◆ **STATED GOAL**:
Pull every line with the word "heading" out of the entries below.

** Begin DATA FOR THE TASK **

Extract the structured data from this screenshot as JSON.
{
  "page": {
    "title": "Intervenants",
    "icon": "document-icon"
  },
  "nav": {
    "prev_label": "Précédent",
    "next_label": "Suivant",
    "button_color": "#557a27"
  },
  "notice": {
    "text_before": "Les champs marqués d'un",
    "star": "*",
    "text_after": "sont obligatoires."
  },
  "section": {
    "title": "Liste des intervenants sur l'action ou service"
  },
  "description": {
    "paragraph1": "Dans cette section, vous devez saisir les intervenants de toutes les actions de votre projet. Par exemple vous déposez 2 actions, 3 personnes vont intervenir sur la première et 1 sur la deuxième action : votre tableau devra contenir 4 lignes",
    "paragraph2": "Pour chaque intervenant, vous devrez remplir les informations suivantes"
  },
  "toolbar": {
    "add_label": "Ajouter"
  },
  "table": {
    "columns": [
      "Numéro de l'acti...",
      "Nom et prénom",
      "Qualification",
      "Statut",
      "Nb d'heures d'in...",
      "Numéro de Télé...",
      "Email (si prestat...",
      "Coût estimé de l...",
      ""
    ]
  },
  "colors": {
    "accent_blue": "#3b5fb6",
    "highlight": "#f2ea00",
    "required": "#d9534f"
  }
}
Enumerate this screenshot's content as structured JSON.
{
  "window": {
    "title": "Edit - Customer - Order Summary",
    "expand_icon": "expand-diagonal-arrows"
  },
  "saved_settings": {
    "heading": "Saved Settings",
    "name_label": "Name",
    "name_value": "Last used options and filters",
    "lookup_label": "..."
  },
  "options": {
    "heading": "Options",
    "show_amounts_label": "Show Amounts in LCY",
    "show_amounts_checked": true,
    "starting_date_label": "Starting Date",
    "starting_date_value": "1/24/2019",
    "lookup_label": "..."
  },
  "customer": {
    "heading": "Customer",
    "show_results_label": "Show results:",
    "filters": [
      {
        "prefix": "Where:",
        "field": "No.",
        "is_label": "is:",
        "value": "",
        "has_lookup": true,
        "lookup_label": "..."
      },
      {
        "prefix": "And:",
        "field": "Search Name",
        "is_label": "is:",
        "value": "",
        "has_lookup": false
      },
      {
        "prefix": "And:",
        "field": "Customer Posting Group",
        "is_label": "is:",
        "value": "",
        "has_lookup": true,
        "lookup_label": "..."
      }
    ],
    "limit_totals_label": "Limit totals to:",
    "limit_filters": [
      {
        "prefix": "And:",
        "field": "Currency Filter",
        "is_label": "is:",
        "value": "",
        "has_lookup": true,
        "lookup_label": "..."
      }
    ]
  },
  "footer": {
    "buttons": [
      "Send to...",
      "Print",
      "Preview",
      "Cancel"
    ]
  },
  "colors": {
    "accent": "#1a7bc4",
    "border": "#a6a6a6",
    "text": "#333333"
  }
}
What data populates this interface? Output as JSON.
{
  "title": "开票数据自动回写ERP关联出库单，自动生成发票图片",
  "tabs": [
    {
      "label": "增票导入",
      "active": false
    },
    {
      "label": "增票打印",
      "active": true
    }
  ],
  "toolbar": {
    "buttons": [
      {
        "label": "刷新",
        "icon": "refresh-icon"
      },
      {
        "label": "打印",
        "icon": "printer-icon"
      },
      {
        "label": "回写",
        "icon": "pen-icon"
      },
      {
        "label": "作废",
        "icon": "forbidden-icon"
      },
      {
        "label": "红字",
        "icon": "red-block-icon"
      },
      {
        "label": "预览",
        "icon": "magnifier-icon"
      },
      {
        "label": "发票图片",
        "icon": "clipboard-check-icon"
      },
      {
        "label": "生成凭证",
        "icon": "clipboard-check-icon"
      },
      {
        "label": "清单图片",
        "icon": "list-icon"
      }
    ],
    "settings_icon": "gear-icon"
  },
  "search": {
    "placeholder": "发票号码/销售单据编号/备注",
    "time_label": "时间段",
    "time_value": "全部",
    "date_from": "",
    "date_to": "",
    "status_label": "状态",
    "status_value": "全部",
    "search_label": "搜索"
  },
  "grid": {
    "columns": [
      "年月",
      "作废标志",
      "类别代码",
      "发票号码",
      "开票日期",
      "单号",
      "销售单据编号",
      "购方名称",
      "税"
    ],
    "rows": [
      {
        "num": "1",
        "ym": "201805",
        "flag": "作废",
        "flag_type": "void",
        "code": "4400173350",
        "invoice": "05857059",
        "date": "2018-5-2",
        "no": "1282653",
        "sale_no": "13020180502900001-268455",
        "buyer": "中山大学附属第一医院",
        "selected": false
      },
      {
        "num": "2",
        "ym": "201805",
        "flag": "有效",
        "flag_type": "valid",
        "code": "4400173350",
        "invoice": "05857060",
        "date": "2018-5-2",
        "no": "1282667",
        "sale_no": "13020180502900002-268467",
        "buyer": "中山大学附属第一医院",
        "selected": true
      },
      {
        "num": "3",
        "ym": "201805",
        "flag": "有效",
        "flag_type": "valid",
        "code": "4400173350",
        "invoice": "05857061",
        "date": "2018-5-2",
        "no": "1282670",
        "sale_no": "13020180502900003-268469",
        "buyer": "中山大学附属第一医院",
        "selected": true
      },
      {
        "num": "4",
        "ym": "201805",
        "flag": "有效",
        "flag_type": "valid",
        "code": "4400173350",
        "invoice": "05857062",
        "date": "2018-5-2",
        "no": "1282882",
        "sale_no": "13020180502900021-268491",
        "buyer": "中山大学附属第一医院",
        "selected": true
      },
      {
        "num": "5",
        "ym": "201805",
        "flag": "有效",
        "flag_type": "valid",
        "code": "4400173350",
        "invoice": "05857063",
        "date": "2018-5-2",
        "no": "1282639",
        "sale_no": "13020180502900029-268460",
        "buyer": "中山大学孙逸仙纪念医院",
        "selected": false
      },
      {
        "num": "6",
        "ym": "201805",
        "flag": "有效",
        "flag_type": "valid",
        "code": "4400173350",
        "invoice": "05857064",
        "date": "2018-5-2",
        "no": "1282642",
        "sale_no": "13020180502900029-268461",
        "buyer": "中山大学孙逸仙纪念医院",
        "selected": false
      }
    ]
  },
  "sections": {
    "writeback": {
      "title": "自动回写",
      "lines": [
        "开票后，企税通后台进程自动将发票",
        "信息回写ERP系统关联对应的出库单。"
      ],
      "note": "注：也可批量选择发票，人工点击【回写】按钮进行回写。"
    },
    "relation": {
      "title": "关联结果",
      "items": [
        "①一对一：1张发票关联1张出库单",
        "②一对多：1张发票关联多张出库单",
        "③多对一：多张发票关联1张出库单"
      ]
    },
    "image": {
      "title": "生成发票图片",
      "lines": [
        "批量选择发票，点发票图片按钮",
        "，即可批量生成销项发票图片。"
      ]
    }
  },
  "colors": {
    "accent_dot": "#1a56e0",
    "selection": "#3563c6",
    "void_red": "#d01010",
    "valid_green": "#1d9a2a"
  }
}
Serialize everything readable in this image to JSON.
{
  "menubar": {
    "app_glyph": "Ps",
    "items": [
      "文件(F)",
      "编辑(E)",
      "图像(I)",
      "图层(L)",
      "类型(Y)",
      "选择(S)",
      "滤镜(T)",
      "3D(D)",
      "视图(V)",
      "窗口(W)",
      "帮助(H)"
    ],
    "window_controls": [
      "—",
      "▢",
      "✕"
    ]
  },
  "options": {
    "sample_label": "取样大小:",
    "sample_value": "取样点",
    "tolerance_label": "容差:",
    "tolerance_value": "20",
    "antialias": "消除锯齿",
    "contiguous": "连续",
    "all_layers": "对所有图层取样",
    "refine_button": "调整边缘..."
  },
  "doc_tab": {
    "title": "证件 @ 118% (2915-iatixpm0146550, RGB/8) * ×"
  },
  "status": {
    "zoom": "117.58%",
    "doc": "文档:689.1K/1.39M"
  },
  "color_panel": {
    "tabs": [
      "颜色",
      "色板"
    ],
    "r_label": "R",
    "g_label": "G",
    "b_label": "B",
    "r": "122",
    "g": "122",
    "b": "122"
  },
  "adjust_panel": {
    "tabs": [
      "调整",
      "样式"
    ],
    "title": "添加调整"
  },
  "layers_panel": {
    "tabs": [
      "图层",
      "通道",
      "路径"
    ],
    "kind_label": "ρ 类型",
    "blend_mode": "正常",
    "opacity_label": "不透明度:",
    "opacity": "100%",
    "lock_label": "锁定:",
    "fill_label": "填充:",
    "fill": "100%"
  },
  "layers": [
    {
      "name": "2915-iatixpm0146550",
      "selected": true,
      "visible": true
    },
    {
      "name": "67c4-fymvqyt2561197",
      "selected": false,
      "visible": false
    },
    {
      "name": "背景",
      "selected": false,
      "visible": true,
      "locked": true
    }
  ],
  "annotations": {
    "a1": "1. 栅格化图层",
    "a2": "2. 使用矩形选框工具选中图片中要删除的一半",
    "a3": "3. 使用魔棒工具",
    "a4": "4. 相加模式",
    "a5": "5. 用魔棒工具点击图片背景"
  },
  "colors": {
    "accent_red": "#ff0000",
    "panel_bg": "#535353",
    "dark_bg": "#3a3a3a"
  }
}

** End DATA FOR THE TASK **

◆ **THE RESULT**:
    "heading": "Saved Settings",
    "heading": "Options",
    "heading": "Customer",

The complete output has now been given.